Dataset entries on figures
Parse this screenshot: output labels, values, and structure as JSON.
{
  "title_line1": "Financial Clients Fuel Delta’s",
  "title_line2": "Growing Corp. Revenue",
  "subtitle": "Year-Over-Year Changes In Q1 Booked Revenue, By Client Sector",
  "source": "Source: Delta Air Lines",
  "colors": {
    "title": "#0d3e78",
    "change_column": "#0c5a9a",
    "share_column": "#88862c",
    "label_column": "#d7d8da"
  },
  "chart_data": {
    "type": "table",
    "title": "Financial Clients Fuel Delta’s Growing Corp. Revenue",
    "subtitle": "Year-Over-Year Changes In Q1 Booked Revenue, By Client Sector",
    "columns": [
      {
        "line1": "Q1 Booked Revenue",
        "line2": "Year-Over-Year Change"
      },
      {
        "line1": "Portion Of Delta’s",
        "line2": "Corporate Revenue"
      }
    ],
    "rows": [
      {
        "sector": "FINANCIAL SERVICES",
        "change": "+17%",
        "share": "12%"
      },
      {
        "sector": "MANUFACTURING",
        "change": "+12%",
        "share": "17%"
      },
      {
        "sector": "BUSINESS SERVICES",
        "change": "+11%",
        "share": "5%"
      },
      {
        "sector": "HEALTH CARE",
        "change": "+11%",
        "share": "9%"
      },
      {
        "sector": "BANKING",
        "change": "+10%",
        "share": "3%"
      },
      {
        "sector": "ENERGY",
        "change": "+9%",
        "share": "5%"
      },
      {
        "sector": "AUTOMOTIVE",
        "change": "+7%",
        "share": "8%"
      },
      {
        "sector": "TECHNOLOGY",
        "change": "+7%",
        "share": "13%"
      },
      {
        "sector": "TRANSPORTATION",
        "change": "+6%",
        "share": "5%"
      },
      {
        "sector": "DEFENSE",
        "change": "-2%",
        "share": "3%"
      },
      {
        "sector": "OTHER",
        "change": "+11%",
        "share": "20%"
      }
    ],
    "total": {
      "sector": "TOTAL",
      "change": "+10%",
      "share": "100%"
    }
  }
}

Stated task:
Each line of the material should be duplicated exactly, please.

Answer to this task:
Parse this screenshot: output labels, values, and structure as JSON.
{
  "title_line1": "Financial Clients Fuel Delta’s",
  "title_line2": "Growing Corp. Revenue",
  "subtitle": "Year-Over-Year Changes In Q1 Booked Revenue, By Client Sector",
  "source": "Source: Delta Air Lines",
  "colors": {
    "title": "#0d3e78",
    "change_column": "#0c5a9a",
    "share_column": "#88862c",
    "label_column": "#d7d8da"
  },
  "chart_data": {
    "type": "table",
    "title": "Financial Clients Fuel Delta’s Growing Corp. Revenue",
    "subtitle": "Year-Over-Year Changes In Q1 Booked Revenue, By Client Sector",
    "columns": [
      {
        "line1": "Q1 Booked Revenue",
        "line2": "Year-Over-Year Change"
      },
      {
        "line1": "Portion Of Delta’s",
        "line2": "Corporate Revenue"
      }
    ],
    "rows": [
      {
        "sector": "FINANCIAL SERVICES",
        "change": "+17%",
        "share": "12%"
      },
      {
        "sector": "MANUFACTURING",
        "change": "+12%",
        "share": "17%"
      },
      {
        "sector": "BUSINESS SERVICES",
        "change": "+11%",
        "share": "5%"
      },
      {
        "sector": "HEALTH CARE",
        "change": "+11%",
        "share": "9%"
      },
      {
        "sector": "BANKING",
        "change": "+10%",
        "share": "3%"
      },
      {
        "sector": "ENERGY",
        "change": "+9%",
        "share": "5%"
      },
      {
        "sector": "AUTOMOTIVE",
        "change": "+7%",
        "share": "8%"
      },
      {
        "sector": "TECHNOLOGY",
        "change": "+7%",
        "share": "13%"
      },
      {
        "sector": "TRANSPORTATION",
        "change": "+6%",
        "share": "5%"
      },
      {
        "sector": "DEFENSE",
        "change": "-2%",
        "share": "3%"
      },
      {
        "sector": "OTHER",
        "change": "+11%",
        "share": "20%"
      }
    ],
    "total": {
      "sector": "TOTAL",
      "change": "+10%",
      "share": "100%"
    }
  }
}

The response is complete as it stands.